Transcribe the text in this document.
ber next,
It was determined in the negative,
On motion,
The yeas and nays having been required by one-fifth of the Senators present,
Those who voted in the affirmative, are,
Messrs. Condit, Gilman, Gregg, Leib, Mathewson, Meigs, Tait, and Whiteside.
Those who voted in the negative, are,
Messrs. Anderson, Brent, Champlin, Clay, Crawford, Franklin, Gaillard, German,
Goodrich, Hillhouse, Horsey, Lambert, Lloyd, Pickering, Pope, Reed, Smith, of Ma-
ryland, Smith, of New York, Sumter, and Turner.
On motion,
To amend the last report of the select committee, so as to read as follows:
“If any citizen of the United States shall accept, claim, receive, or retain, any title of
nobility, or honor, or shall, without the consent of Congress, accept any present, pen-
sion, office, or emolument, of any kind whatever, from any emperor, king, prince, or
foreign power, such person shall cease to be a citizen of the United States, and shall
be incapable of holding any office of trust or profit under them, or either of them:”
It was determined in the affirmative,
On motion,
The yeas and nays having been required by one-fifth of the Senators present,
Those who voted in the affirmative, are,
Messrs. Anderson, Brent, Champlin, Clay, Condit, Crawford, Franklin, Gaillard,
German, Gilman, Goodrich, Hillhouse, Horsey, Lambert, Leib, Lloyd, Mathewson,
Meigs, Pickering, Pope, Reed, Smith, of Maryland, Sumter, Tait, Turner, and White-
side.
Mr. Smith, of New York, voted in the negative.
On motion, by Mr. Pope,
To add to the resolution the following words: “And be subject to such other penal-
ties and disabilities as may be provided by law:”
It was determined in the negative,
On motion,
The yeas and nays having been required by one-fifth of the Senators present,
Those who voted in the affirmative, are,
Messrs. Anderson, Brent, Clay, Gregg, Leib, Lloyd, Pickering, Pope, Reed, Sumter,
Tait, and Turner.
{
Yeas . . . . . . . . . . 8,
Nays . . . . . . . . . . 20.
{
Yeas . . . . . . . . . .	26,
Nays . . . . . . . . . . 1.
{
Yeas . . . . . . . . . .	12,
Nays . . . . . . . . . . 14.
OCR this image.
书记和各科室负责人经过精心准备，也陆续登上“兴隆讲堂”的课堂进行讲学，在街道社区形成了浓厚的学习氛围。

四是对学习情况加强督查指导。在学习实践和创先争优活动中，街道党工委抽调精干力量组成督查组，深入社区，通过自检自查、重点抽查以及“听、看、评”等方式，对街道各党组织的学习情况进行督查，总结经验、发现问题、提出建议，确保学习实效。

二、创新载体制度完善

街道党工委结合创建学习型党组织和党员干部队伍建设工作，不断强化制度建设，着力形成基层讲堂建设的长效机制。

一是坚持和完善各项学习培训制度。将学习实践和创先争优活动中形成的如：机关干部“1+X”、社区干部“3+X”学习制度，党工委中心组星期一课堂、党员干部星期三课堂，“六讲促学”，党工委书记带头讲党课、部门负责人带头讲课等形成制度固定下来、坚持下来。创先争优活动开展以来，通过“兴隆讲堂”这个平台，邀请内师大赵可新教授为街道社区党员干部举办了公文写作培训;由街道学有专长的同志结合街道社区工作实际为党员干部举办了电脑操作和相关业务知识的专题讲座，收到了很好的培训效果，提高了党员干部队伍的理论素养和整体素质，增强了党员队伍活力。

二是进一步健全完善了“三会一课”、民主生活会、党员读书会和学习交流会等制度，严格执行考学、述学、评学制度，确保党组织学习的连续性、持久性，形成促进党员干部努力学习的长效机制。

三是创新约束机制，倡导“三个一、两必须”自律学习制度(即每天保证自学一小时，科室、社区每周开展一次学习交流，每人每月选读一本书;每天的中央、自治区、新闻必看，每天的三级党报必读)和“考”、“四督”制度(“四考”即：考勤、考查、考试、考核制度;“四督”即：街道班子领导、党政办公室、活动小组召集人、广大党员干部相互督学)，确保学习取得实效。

GOAL: Looking at the data above, how many lines hold the word "Clay"? Respond with the number alone.

ANSWER TO THE EXERCISE: 3